Stored data entries
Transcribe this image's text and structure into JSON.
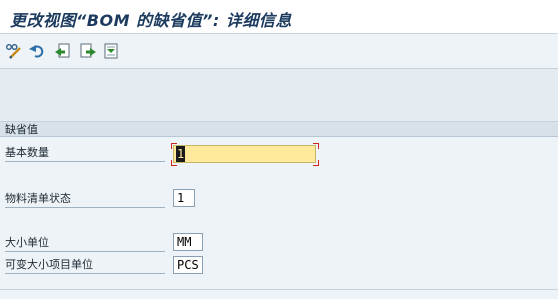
{
  "window": {
    "title": "更改视图“BOM 的缺省值”: 详细信息"
  },
  "toolbar": {
    "icons": [
      "display-change-icon",
      "undo-icon",
      "previous-entry-icon",
      "next-entry-icon",
      "select-entry-icon"
    ]
  },
  "group": {
    "title": "缺省值"
  },
  "fields": {
    "base_quantity": {
      "label": "基本数量",
      "value": "1"
    },
    "bom_status": {
      "label": "物料清单状态",
      "value": "1"
    },
    "size_unit": {
      "label": "大小单位",
      "value": "MM"
    },
    "variable_size_unit": {
      "label": "可变大小项目单位",
      "value": "PCS"
    }
  },
  "colors": {
    "focus_field": "#ffe99b",
    "focus_corner": "#d0241f",
    "title": "#1c3b5e"
  }
}
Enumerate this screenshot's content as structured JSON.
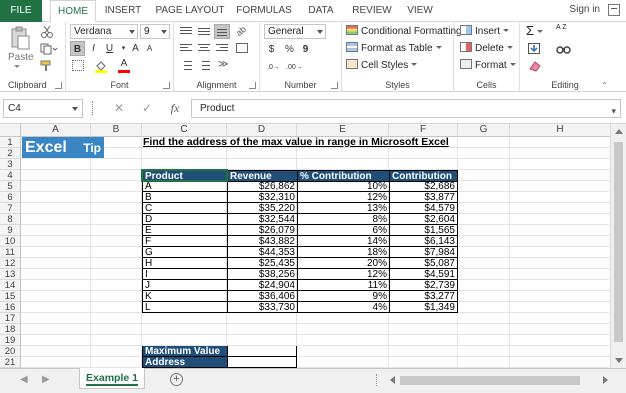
{
  "ribbon_tabs": [
    "FILE",
    "HOME",
    "INSERT",
    "PAGE LAYOUT",
    "FORMULAS",
    "DATA",
    "REVIEW",
    "VIEW"
  ],
  "active_tab": "HOME",
  "signin": "Sign in",
  "clipboard": {
    "paste_label": "Paste",
    "group_label": "Clipboard"
  },
  "font": {
    "name": "Verdana",
    "size": "9",
    "group_label": "Font",
    "bold": "B",
    "italic": "I",
    "underline": "U",
    "grow": "A",
    "shrink": "A"
  },
  "alignment": {
    "group_label": "Alignment"
  },
  "number": {
    "format": "General",
    "currency": "$",
    "percent": "%",
    "comma": "9",
    "group_label": "Number"
  },
  "styles": {
    "conditional": "Conditional Formatting",
    "format_table": "Format as Table",
    "cell_styles": "Cell Styles",
    "group_label": "Styles"
  },
  "cells": {
    "insert": "Insert",
    "delete": "Delete",
    "format": "Format",
    "group_label": "Cells"
  },
  "editing": {
    "group_label": "Editing",
    "sum": "Σ",
    "sort": "A Z"
  },
  "formula_bar": {
    "name_box": "C4",
    "fx": "fx",
    "cancel": "✕",
    "enter": "✓",
    "content": "Product"
  },
  "columns": [
    "A",
    "B",
    "C",
    "D",
    "E",
    "F",
    "G",
    "H"
  ],
  "rows": [
    "1",
    "2",
    "3",
    "4",
    "5",
    "6",
    "7",
    "8",
    "9",
    "10",
    "11",
    "12",
    "13",
    "14",
    "15",
    "16",
    "17",
    "18",
    "19",
    "20",
    "21"
  ],
  "logo": {
    "big": "Excel",
    "small": "Tip"
  },
  "sheet_title": "Find the address of the max value in range in Microsoft Excel",
  "table": {
    "headers": [
      "Product",
      "Revenue",
      "% Contribution",
      "Contribution"
    ],
    "rows": [
      [
        "A",
        "$26,862",
        "10%",
        "$2,686"
      ],
      [
        "B",
        "$32,310",
        "12%",
        "$3,877"
      ],
      [
        "C",
        "$35,220",
        "13%",
        "$4,579"
      ],
      [
        "D",
        "$32,544",
        "8%",
        "$2,604"
      ],
      [
        "E",
        "$26,079",
        "6%",
        "$1,565"
      ],
      [
        "F",
        "$43,882",
        "14%",
        "$6,143"
      ],
      [
        "G",
        "$44,353",
        "18%",
        "$7,984"
      ],
      [
        "H",
        "$25,435",
        "20%",
        "$5,087"
      ],
      [
        "I",
        "$38,256",
        "12%",
        "$4,591"
      ],
      [
        "J",
        "$24,904",
        "11%",
        "$2,739"
      ],
      [
        "K",
        "$36,406",
        "9%",
        "$3,277"
      ],
      [
        "L",
        "$33,730",
        "4%",
        "$1,349"
      ]
    ]
  },
  "summary": {
    "max_label": "Maximum Value",
    "max_value": "",
    "address_label": "Address",
    "address_value": ""
  },
  "sheet_tab": "Example 1",
  "colors": {
    "excel_green": "#217346",
    "header_blue": "#1f4e79",
    "logo_blue": "#3a86c4"
  }
}
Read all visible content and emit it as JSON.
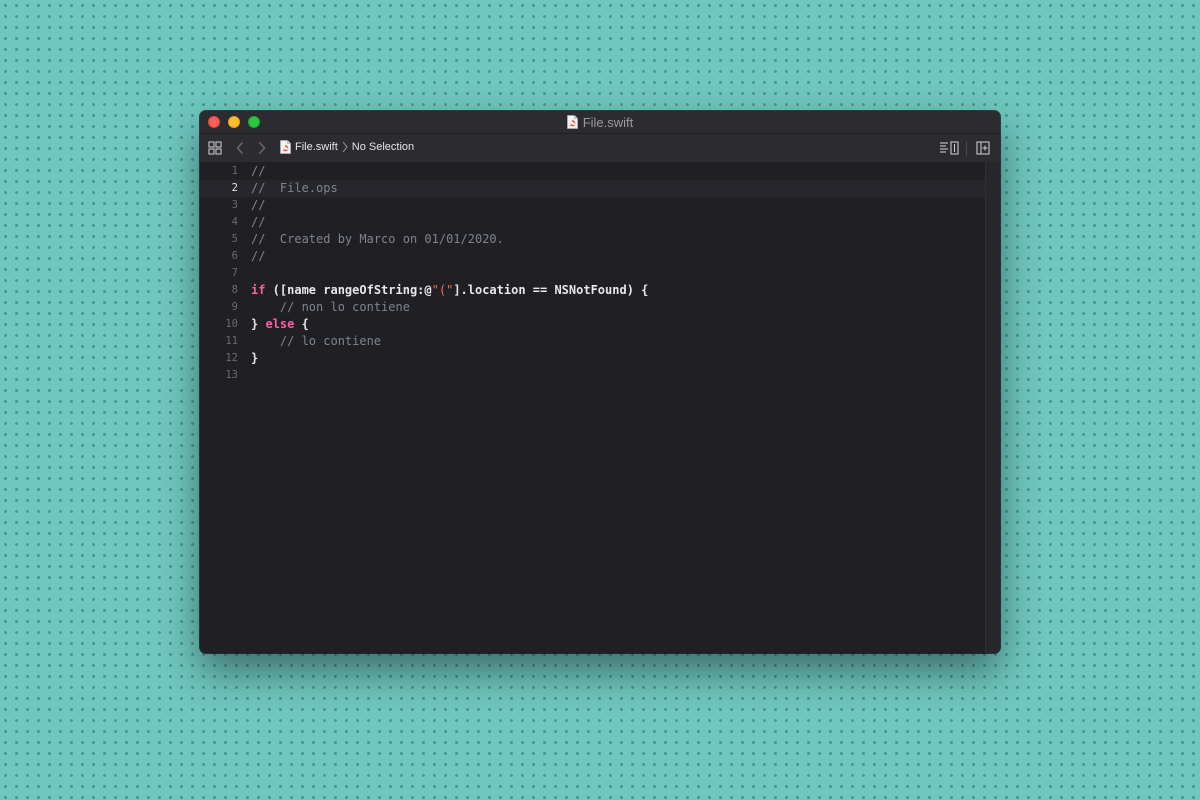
{
  "window": {
    "title": "File.swift"
  },
  "toolbar": {
    "breadcrumb_file": "File.swift",
    "breadcrumb_selection": "No Selection"
  },
  "icons": {
    "close": "close-button-red",
    "minimize": "minimize-button-yellow",
    "maximize": "zoom-button-green",
    "grid": "related-items-grid-icon",
    "back": "chevron-left-icon",
    "forward": "chevron-right-icon",
    "file": "swift-file-icon",
    "editor_options": "editor-options-icon",
    "add_editor": "add-editor-icon"
  },
  "colors": {
    "background": "#6fc7bf",
    "editor_bg": "#1f1f24",
    "comment": "#7d8590",
    "keyword": "#fc5fa3",
    "string": "#fc6a5d"
  },
  "editor": {
    "current_line": 2,
    "lines": [
      {
        "n": "1",
        "tokens": [
          {
            "t": "//",
            "c": "cmt"
          }
        ]
      },
      {
        "n": "2",
        "tokens": [
          {
            "t": "//  File.ops",
            "c": "cmt"
          }
        ]
      },
      {
        "n": "3",
        "tokens": [
          {
            "t": "//",
            "c": "cmt"
          }
        ]
      },
      {
        "n": "4",
        "tokens": [
          {
            "t": "//",
            "c": "cmt"
          }
        ]
      },
      {
        "n": "5",
        "tokens": [
          {
            "t": "//  Created by Marco on 01/01/2020.",
            "c": "cmt"
          }
        ]
      },
      {
        "n": "6",
        "tokens": [
          {
            "t": "//",
            "c": "cmt"
          }
        ]
      },
      {
        "n": "7",
        "tokens": []
      },
      {
        "n": "8",
        "tokens": [
          {
            "t": "if",
            "c": "kw"
          },
          {
            "t": " ([name rangeOfString:@",
            "c": "plain"
          },
          {
            "t": "\"(\"",
            "c": "str"
          },
          {
            "t": "].location == NSNotFound) {",
            "c": "plain"
          }
        ]
      },
      {
        "n": "9",
        "tokens": [
          {
            "t": "    // non lo contiene",
            "c": "cmt"
          }
        ]
      },
      {
        "n": "10",
        "tokens": [
          {
            "t": "} ",
            "c": "plain"
          },
          {
            "t": "else",
            "c": "kw"
          },
          {
            "t": " {",
            "c": "plain"
          }
        ]
      },
      {
        "n": "11",
        "tokens": [
          {
            "t": "    // lo contiene",
            "c": "cmt"
          }
        ]
      },
      {
        "n": "12",
        "tokens": [
          {
            "t": "}",
            "c": "plain"
          }
        ]
      },
      {
        "n": "13",
        "tokens": []
      }
    ]
  }
}
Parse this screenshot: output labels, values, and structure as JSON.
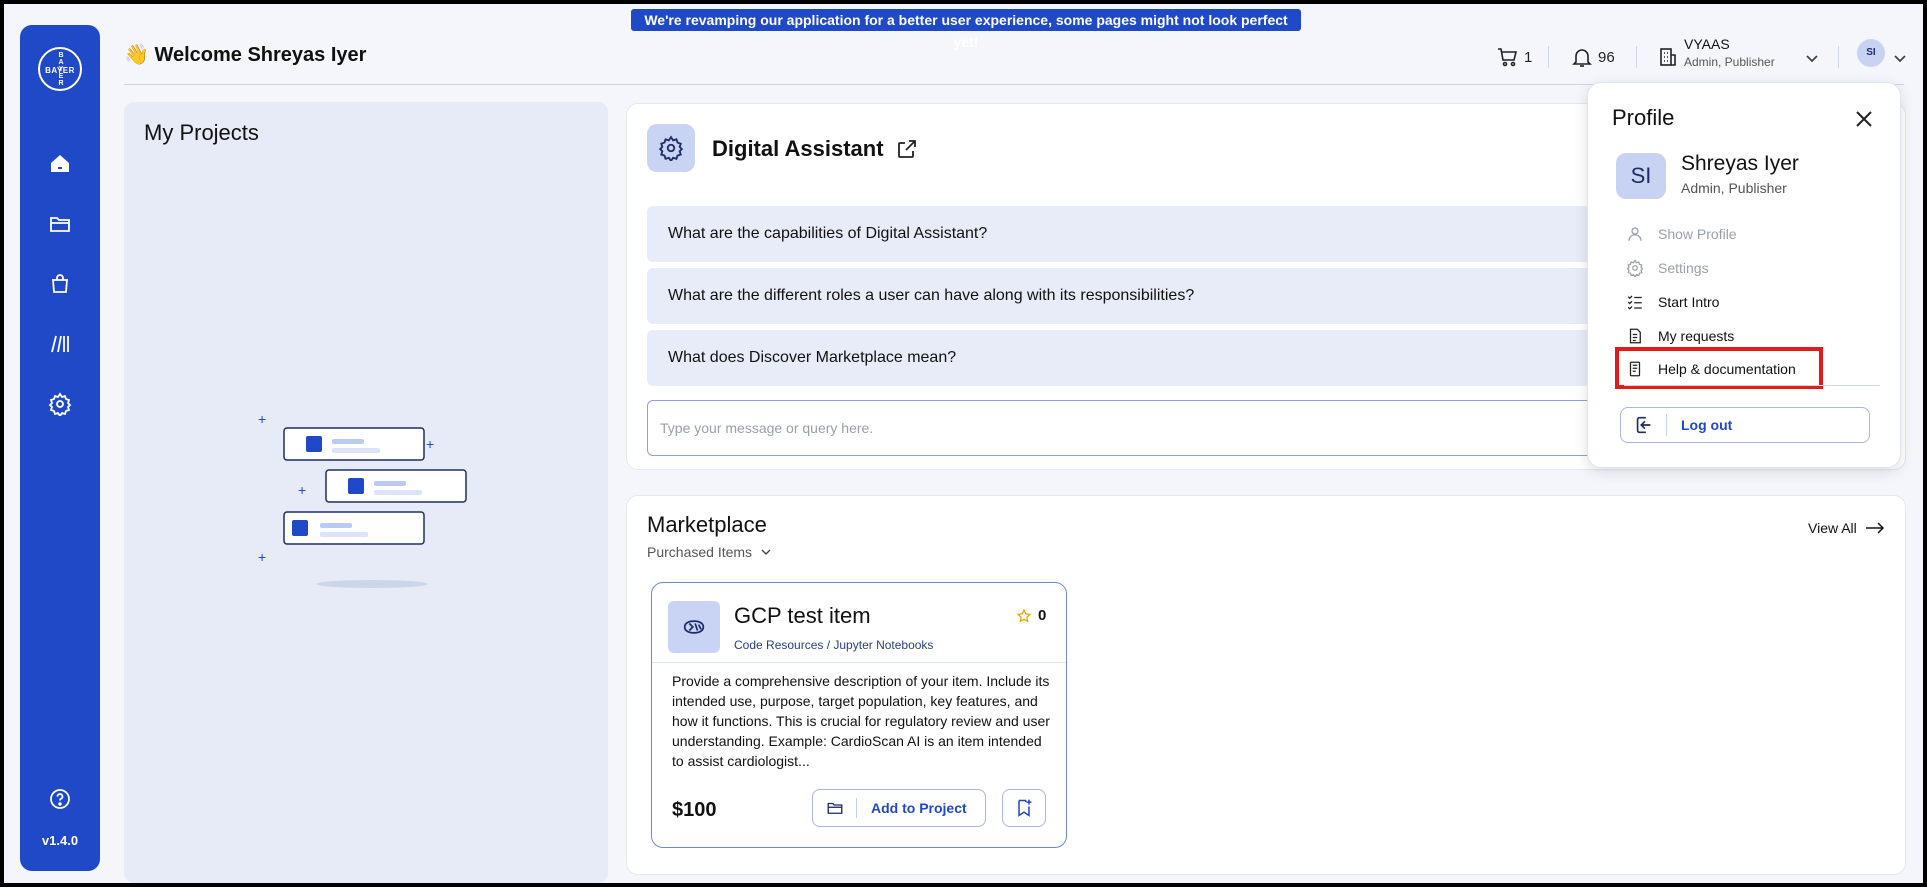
{
  "banner": {
    "text": "We're revamping our application for a better user experience, some pages might not look perfect yet!"
  },
  "sidebar": {
    "logo": {
      "vertical": [
        "B",
        "A",
        "Y",
        "E",
        "R"
      ],
      "horizontal": "BAYER"
    },
    "items": [
      {
        "icon": "home-icon"
      },
      {
        "icon": "folder-icon"
      },
      {
        "icon": "shopping-bag-icon"
      },
      {
        "icon": "library-icon"
      },
      {
        "icon": "settings-icon"
      },
      {
        "icon": "help-icon"
      }
    ],
    "version": "v1.4.0"
  },
  "header": {
    "wave": "👋",
    "welcome": "Welcome Shreyas Iyer",
    "cart_count": "1",
    "notification_count": "96",
    "org_name": "VYAAS",
    "org_role": "Admin, Publisher",
    "avatar_initials": "SI"
  },
  "projects": {
    "title": "My Projects"
  },
  "assistant": {
    "title": "Digital Assistant",
    "faqs": [
      "What are the capabilities of Digital Assistant?",
      "What are the different roles a user can have along with its responsibilities?",
      "What does Discover Marketplace mean?"
    ],
    "input_placeholder": "Type your message or query here."
  },
  "marketplace": {
    "title": "Marketplace",
    "filter": "Purchased Items",
    "view_all": "View All",
    "item": {
      "name": "GCP test item",
      "rating": "0",
      "category": "Code Resources / Jupyter Notebooks",
      "description": "Provide a comprehensive description of your item. Include its intended use, purpose, target population, key features, and how it functions. This is crucial for regulatory review and user understanding. Example: CardioScan AI is an item intended to assist cardiologist...",
      "price": "$100",
      "add_label": "Add to Project"
    }
  },
  "profile": {
    "title": "Profile",
    "initials": "SI",
    "name": "Shreyas Iyer",
    "role": "Admin, Publisher",
    "menu": [
      {
        "label": "Show Profile",
        "icon": "user-icon",
        "disabled": true
      },
      {
        "label": "Settings",
        "icon": "gear-icon",
        "disabled": true
      },
      {
        "label": "Start Intro",
        "icon": "checklist-icon",
        "disabled": false
      },
      {
        "label": "My requests",
        "icon": "document-icon",
        "disabled": false
      },
      {
        "label": "Help & documentation",
        "icon": "book-icon",
        "disabled": false
      }
    ],
    "logout": "Log out"
  },
  "colors": {
    "brand": "#1f49c6",
    "highlight": "#e21b1b",
    "panel": "#e6ebf7"
  }
}
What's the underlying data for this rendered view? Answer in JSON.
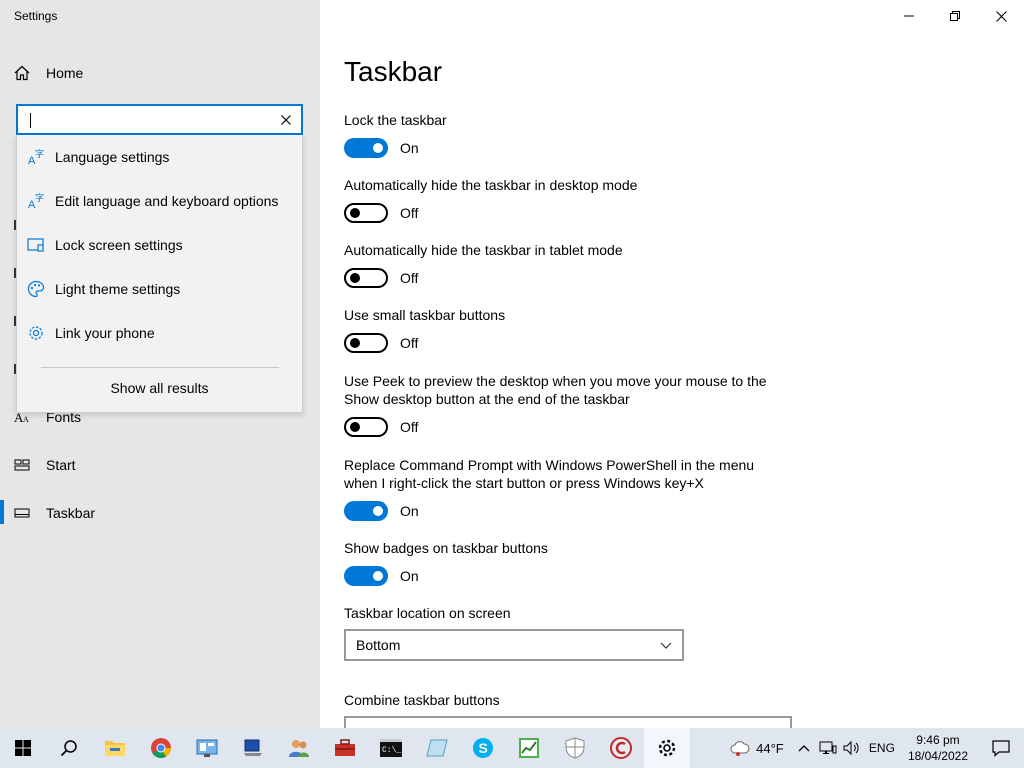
{
  "app": {
    "title": "Settings"
  },
  "nav": {
    "home_label": "Home",
    "items": [
      {
        "label": "Fonts",
        "icon": "fonts-icon"
      },
      {
        "label": "Start",
        "icon": "start-icon"
      },
      {
        "label": "Taskbar",
        "icon": "taskbar-icon",
        "active": true
      }
    ]
  },
  "search": {
    "value": "l",
    "placeholder": "",
    "suggestions": [
      {
        "label": "Language settings",
        "icon": "language-icon"
      },
      {
        "label": "Edit language and keyboard options",
        "icon": "language-icon"
      },
      {
        "label": "Lock screen settings",
        "icon": "lock-screen-icon"
      },
      {
        "label": "Light theme settings",
        "icon": "palette-icon"
      },
      {
        "label": "Link your phone",
        "icon": "gear-icon"
      }
    ],
    "show_all": "Show all results"
  },
  "page": {
    "title": "Taskbar",
    "settings": [
      {
        "label": "Lock the taskbar",
        "state": "On",
        "on": true
      },
      {
        "label": "Automatically hide the taskbar in desktop mode",
        "state": "Off",
        "on": false
      },
      {
        "label": "Automatically hide the taskbar in tablet mode",
        "state": "Off",
        "on": false
      },
      {
        "label": "Use small taskbar buttons",
        "state": "Off",
        "on": false
      },
      {
        "label": "Use Peek to preview the desktop when you move your mouse to the Show desktop button at the end of the taskbar",
        "state": "Off",
        "on": false
      },
      {
        "label": "Replace Command Prompt with Windows PowerShell in the menu when I right-click the start button or press Windows key+X",
        "state": "On",
        "on": true
      },
      {
        "label": "Show badges on taskbar buttons",
        "state": "On",
        "on": true
      }
    ],
    "location_label": "Taskbar location on screen",
    "location_value": "Bottom",
    "combine_label": "Combine taskbar buttons"
  },
  "taskbar": {
    "weather": "44°F",
    "language": "ENG",
    "time": "9:46 pm",
    "date": "18/04/2022"
  },
  "colors": {
    "accent": "#0078d7",
    "left_pane": "#e6e6e6",
    "taskbar": "#dfe6f0"
  }
}
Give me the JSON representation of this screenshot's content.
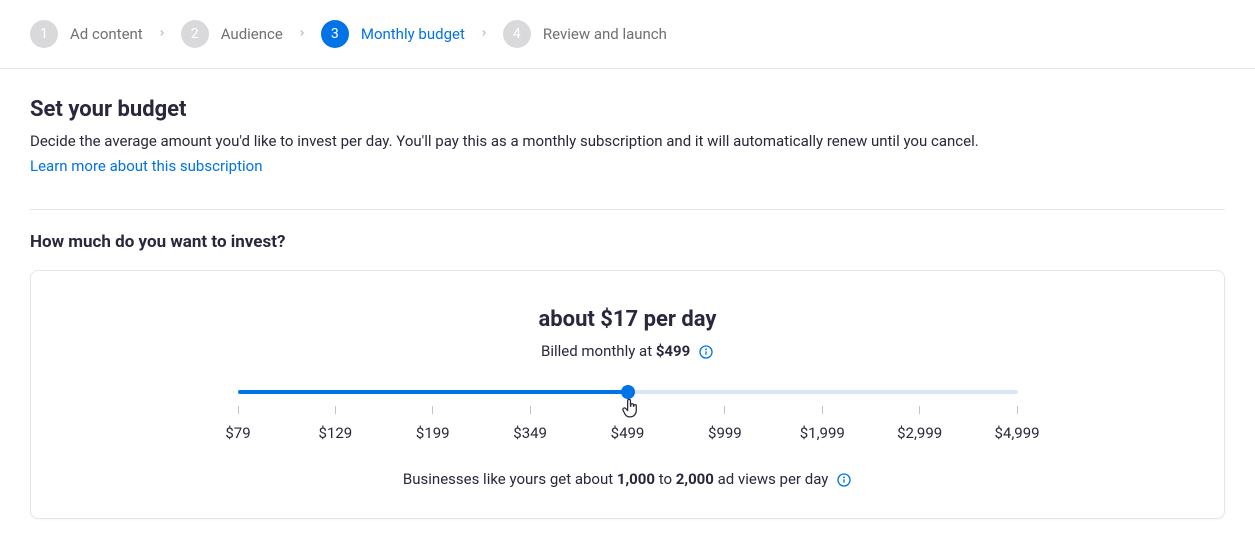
{
  "stepper": {
    "steps": [
      {
        "num": "1",
        "label": "Ad content",
        "active": false
      },
      {
        "num": "2",
        "label": "Audience",
        "active": false
      },
      {
        "num": "3",
        "label": "Monthly budget",
        "active": true
      },
      {
        "num": "4",
        "label": "Review and launch",
        "active": false
      }
    ]
  },
  "budget": {
    "heading": "Set your budget",
    "subtext": "Decide the average amount you'd like to invest per day. You'll pay this as a monthly subscription and it will automatically renew until you cancel.",
    "learn_more": "Learn more about this subscription",
    "question": "How much do you want to invest?",
    "per_day": "about $17 per day",
    "billed_prefix": "Billed monthly at ",
    "billed_amount": "$499",
    "slider": {
      "fill_percent": 50,
      "thumb_percent": 50,
      "ticks": [
        "$79",
        "$129",
        "$199",
        "$349",
        "$499",
        "$999",
        "$1,999",
        "$2,999",
        "$4,999"
      ]
    },
    "footnote": {
      "prefix": "Businesses like yours get about ",
      "low": "1,000",
      "to": " to ",
      "high": "2,000",
      "suffix": " ad views per day"
    }
  }
}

Problem description -
Reproduce each line from the records that contains the word "when".

Written solution -
        "label": "Use Peek to preview the desktop when you move your mouse to the Show desktop button at the end of the taskbar",
        "label": "Replace Command Prompt with Windows PowerShell in the menu when I right-click the start button or press Windows key+X",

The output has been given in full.